**DEINE AUFGABE**: Schreib alle Zeilen aus dem Material Wort für Wort ab und lass dabei die Bilder weg.

**BEREITGESTELLTES MATERIAL**:
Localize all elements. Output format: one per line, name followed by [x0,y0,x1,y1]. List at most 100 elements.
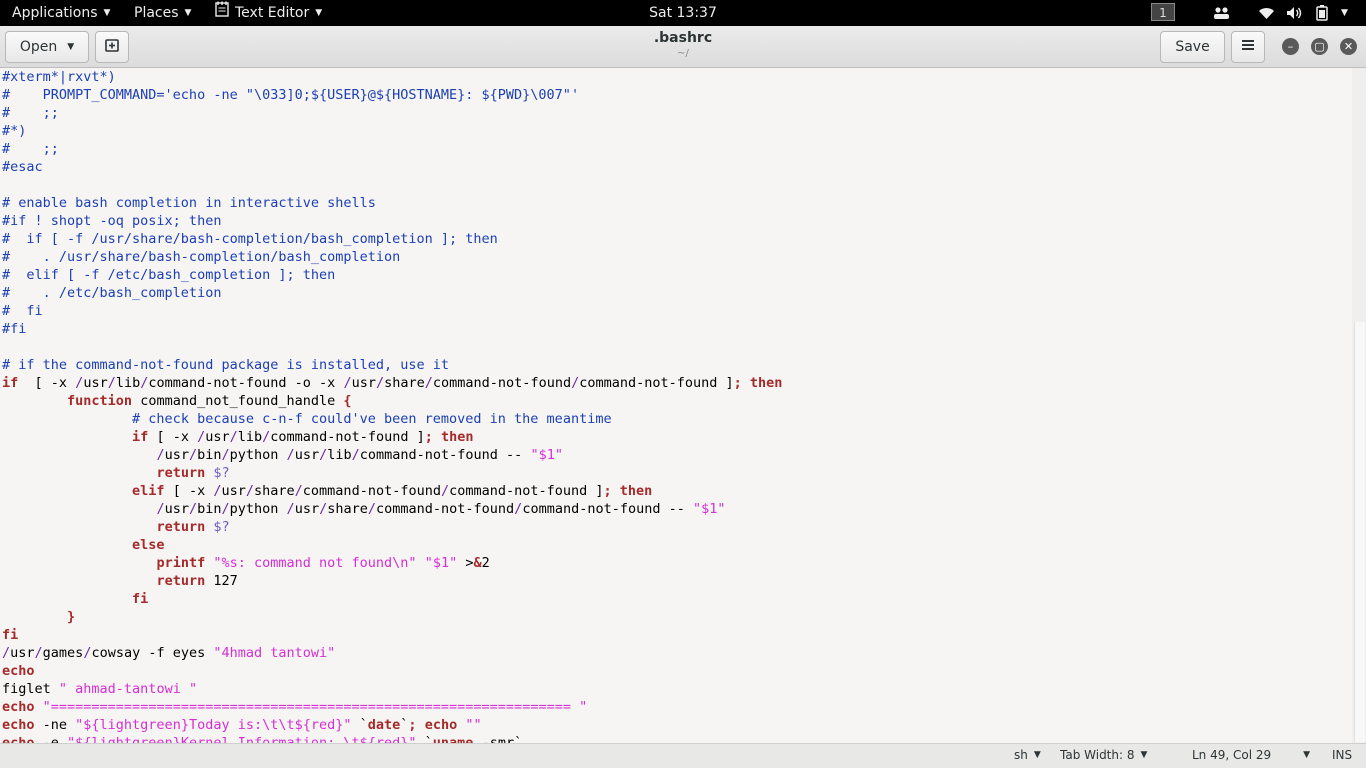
code-line[interactable]: # . /usr/share/bash-completion/bash_comp… [2,248,1352,266]
code-line[interactable]: echo -ne "${lightgreen}Today is:\t\t${re… [2,716,1352,734]
document-title: .bashrc [653,30,713,46]
code-line[interactable]: # ;; [2,104,1352,122]
code-token: echo [2,735,35,743]
code-line[interactable]: function command_not_found_handle { [2,392,1352,410]
save-button[interactable]: Save [1160,31,1225,63]
code-line[interactable]: # ;; [2,140,1352,158]
system-menu-chevron-icon[interactable]: ▼ [1341,4,1348,22]
code-line[interactable]: } [2,608,1352,626]
code-token: return [156,465,206,481]
code-line[interactable]: /usr/bin/python /usr/share/command-not-f… [2,500,1352,518]
code-token: uname [432,735,474,743]
code-line[interactable]: /usr/games/cowsay -f eyes "4hmad tantowi… [2,644,1352,662]
code-line[interactable]: if [ -x /usr/lib/command-not-found ]; th… [2,428,1352,446]
code-token: / [156,447,165,463]
code-token: #if ! shopt -oq posix; then [2,213,222,229]
workspace-indicator[interactable]: 1 [1151,3,1175,21]
code-line[interactable]: # PROMPT_COMMAND='echo -ne "\033]0;${USE… [2,86,1352,104]
code-line[interactable]: else [2,536,1352,554]
code-view[interactable]: #xterm*|rxvt*) # PROMPT_COMMAND='echo -ne… [0,68,1352,743]
cursor-position-label: Ln 49, Col 29 [1192,748,1272,762]
new-document-button[interactable] [95,31,129,63]
code-line[interactable] [2,176,1352,194]
code-token: cowsay -f eyes [91,645,214,661]
code-line[interactable]: fi [2,626,1352,644]
code-token: "%s: command not found\n" [213,555,417,571]
code-line[interactable]: #*) [2,122,1352,140]
code-token: share [254,483,295,499]
language-selector[interactable]: sh ▼ [1014,748,1041,762]
people-icon[interactable] [1213,4,1230,22]
close-button[interactable]: ✕ [1340,38,1357,55]
chevron-down-icon: ▼ [103,8,111,18]
code-line[interactable]: # if [ -f /usr/share/bash-completion/bas… [2,230,1352,248]
code-line[interactable]: if [ -x /usr/lib/command-not-found -o -x… [2,374,1352,392]
hamburger-menu-button[interactable] [1231,31,1265,63]
code-token: " ahmad-tantowi " [58,681,198,697]
code-line[interactable]: # enable bash completion in interactive … [2,194,1352,212]
code-line[interactable]: return $? [2,464,1352,482]
battery-icon[interactable] [1316,4,1328,22]
code-line[interactable]: echo [2,662,1352,680]
code-line[interactable]: #esac [2,158,1352,176]
code-line[interactable]: echo -e "${lightgreen}Kernel Information… [2,734,1352,743]
code-line[interactable] [2,338,1352,356]
code-token: # fi [2,303,43,319]
code-token: bin [197,501,222,517]
wifi-icon[interactable] [1258,4,1275,22]
code-token: command-not-found ] [270,429,425,445]
volume-icon[interactable] [1286,4,1303,22]
applications-label: Applications [12,5,98,21]
header-bar: Open ▼ .bashrc ~/ Save – ▢ ✕ [0,26,1366,68]
code-token: usr [10,645,35,661]
code-line[interactable]: printf "%s: command not found\n" "$1" >&… [2,554,1352,572]
code-line[interactable]: return 127 [2,572,1352,590]
code-line[interactable]: # check because c-n-f could've been remo… [2,410,1352,428]
code-line[interactable]: # fi [2,302,1352,320]
vertical-scrollbar-thumb[interactable] [1354,322,1365,742]
text-editor-area[interactable]: #xterm*|rxvt*) # PROMPT_COMMAND='echo -ne… [0,68,1352,743]
code-line[interactable]: echo "==================================… [2,698,1352,716]
code-token: date [367,717,401,733]
cursor-position-selector[interactable]: Ln 49, Col 29 ▼ [1192,748,1310,762]
code-line[interactable]: /usr/bin/python /usr/lib/command-not-fou… [2,446,1352,464]
code-line[interactable]: #fi [2,320,1352,338]
code-line[interactable]: elif [ -x /usr/share/command-not-found/c… [2,482,1352,500]
code-line[interactable]: figlet " ahmad-tantowi " [2,680,1352,698]
code-token: command-not-found ] [449,483,604,499]
code-token: share [327,501,368,517]
tab-width-selector[interactable]: Tab Width: 8 ▼ [1060,748,1147,762]
chevron-down-icon: ▼ [315,8,323,18]
code-line[interactable]: #if ! shopt -oq posix; then [2,212,1352,230]
open-button[interactable]: Open ▼ [5,31,89,63]
open-button-label: Open [19,39,58,55]
code-line[interactable]: # elif [ -f /etc/bash_completion ]; then [2,266,1352,284]
code-token: / [351,447,360,463]
code-token: -ne [34,717,76,733]
code-token: command_not_found_handle [132,393,344,409]
code-line[interactable]: # . /etc/bash_completion [2,284,1352,302]
code-line[interactable]: return $? [2,518,1352,536]
maximize-button[interactable]: ▢ [1311,38,1328,55]
places-menu[interactable]: Places ▼ [134,0,191,26]
code-token: echo [2,663,35,679]
code-token: / [375,375,385,391]
code-token: # ;; [2,141,59,157]
app-menu[interactable]: Text Editor ▼ [215,0,322,26]
code-line[interactable]: #xterm*|rxvt*) [2,68,1352,86]
code-token: usr [351,375,376,391]
code-token: printf [156,555,206,571]
minimize-button[interactable]: – [1282,38,1299,55]
code-line[interactable]: # if the command-not-found package is in… [2,356,1352,374]
code-token: share [384,375,425,391]
code-token: [ -x [148,429,198,445]
chevron-down-icon: ▼ [1303,750,1311,760]
code-line[interactable]: fi [2,590,1352,608]
code-token: echo [2,699,35,715]
applications-menu[interactable]: Applications ▼ [12,0,110,26]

**ERWARTETE ANTWORT**:
Localize all elements. Output format: one per line, name followed by [x0,y0,x1,y1]. List at most 100 elements.
code-line[interactable]: # . /usr/share/bash-completion/bash_comp… [2,248,1352,266]
code-line[interactable]: echo -ne "${lightgreen}Today is:\t\t${re… [2,716,1352,734]
document-title: .bashrc [653,30,713,46]
code-line[interactable]: # ;; [2,104,1352,122]
code-token: echo [2,735,35,743]
code-line[interactable]: function command_not_found_handle { [2,392,1352,410]
save-button[interactable]: Save [1160,31,1225,63]
code-line[interactable]: # ;; [2,140,1352,158]
system-menu-chevron-icon[interactable]: ▼ [1341,4,1348,22]
code-line[interactable]: } [2,608,1352,626]
code-token: return [156,465,206,481]
code-line[interactable]: /usr/bin/python /usr/share/command-not-f… [2,500,1352,518]
code-token: uname [432,735,474,743]
code-line[interactable]: /usr/games/cowsay -f eyes "4hmad tantowi… [2,644,1352,662]
code-line[interactable]: if [ -x /usr/lib/command-not-found ]; th… [2,428,1352,446]
code-token: / [156,447,165,463]
code-token: #if ! shopt -oq posix; then [2,213,222,229]
workspace-indicator[interactable]: 1 [1151,3,1175,21]
code-line[interactable]: # PROMPT_COMMAND='echo -ne "\033]0;${USE… [2,86,1352,104]
code-line[interactable]: else [2,536,1352,554]
code-view[interactable]: #xterm*|rxvt*) # PROMPT_COMMAND='echo -ne… [0,68,1352,743]
cursor-position-label: Ln 49, Col 29 [1192,748,1272,762]
new-document-button[interactable] [95,31,129,63]
code-line[interactable] [2,176,1352,194]
code-token: cowsay -f eyes [91,645,214,661]
code-line[interactable]: fi [2,626,1352,644]
code-token: "%s: command not found\n" [213,555,417,571]
code-line[interactable]: #*) [2,122,1352,140]
code-token: share [254,483,295,499]
language-selector[interactable]: sh ▼ [1014,748,1041,762]
people-icon[interactable] [1213,4,1230,22]
close-button[interactable]: ✕ [1340,38,1357,55]
chevron-down-icon: ▼ [103,8,111,18]
code-line[interactable]: # if [ -f /usr/share/bash-completion/bas… [2,230,1352,248]
code-line[interactable]: if [ -x /usr/lib/command-not-found -o -x… [2,374,1352,392]
hamburger-menu-button[interactable] [1231,31,1265,63]
code-token: " ahmad-tantowi " [58,681,198,697]
code-line[interactable]: # enable bash completion in interactive … [2,194,1352,212]
code-line[interactable]: return $? [2,464,1352,482]
battery-icon[interactable] [1316,4,1328,22]
code-line[interactable]: echo [2,662,1352,680]
code-line[interactable]: #esac [2,158,1352,176]
code-line[interactable]: echo -e "${lightgreen}Kernel Information… [2,734,1352,743]
code-line[interactable] [2,338,1352,356]
code-token: # fi [2,303,43,319]
code-token: bin [197,501,222,517]
wifi-icon[interactable] [1258,4,1275,22]
code-token: command-not-found ] [270,429,425,445]
volume-icon[interactable] [1286,4,1303,22]
applications-label: Applications [12,5,98,21]
header-bar: Open ▼ .bashrc ~/ Save – ▢ ✕ [0,26,1366,68]
code-token: usr [10,645,35,661]
code-line[interactable]: printf "%s: command not found\n" "$1" >&… [2,554,1352,572]
code-line[interactable]: return 127 [2,572,1352,590]
code-line[interactable]: # check because c-n-f could've been remo… [2,410,1352,428]
code-line[interactable]: # fi [2,302,1352,320]
vertical-scrollbar-thumb[interactable] [1354,322,1365,742]
text-editor-area[interactable]: #xterm*|rxvt*) # PROMPT_COMMAND='echo -ne… [0,68,1352,743]
code-line[interactable]: echo "==================================… [2,698,1352,716]
code-token: date [367,717,401,733]
cursor-position-selector[interactable]: Ln 49, Col 29 ▼ [1192,748,1310,762]
code-line[interactable]: /usr/bin/python /usr/lib/command-not-fou… [2,446,1352,464]
code-line[interactable]: #fi [2,320,1352,338]
code-line[interactable]: elif [ -x /usr/share/command-not-found/c… [2,482,1352,500]
code-line[interactable]: figlet " ahmad-tantowi " [2,680,1352,698]
code-token: command-not-found ] [449,483,604,499]
code-token: share [327,501,368,517]
tab-width-selector[interactable]: Tab Width: 8 ▼ [1060,748,1147,762]
chevron-down-icon: ▼ [315,8,323,18]
code-line[interactable]: #if ! shopt -oq posix; then [2,212,1352,230]
open-button[interactable]: Open ▼ [5,31,89,63]
open-button-label: Open [19,39,58,55]
code-line[interactable]: # elif [ -f /etc/bash_completion ]; then [2,266,1352,284]
code-token: / [351,447,360,463]
code-token: -ne [34,717,76,733]
code-token: command_not_found_handle [132,393,344,409]
code-line[interactable]: # . /etc/bash_completion [2,284,1352,302]
code-line[interactable]: return $? [2,518,1352,536]
maximize-button[interactable]: ▢ [1311,38,1328,55]
places-menu[interactable]: Places ▼ [134,0,191,26]
code-token: echo [2,663,35,679]
code-token: / [375,375,385,391]
code-token: # ;; [2,141,59,157]
app-menu[interactable]: Text Editor ▼ [215,0,322,26]
code-line[interactable]: #xterm*|rxvt*) [2,68,1352,86]
code-token: usr [351,375,376,391]
code-token: printf [156,555,206,571]
minimize-button[interactable]: – [1282,38,1299,55]
code-line[interactable]: # if the command-not-found package is in… [2,356,1352,374]
code-token: share [384,375,425,391]
code-token: [ -x [148,429,198,445]
chevron-down-icon: ▼ [1303,750,1311,760]
code-line[interactable]: fi [2,590,1352,608]
code-token: echo [2,699,35,715]
applications-menu[interactable]: Applications ▼ [12,0,110,26]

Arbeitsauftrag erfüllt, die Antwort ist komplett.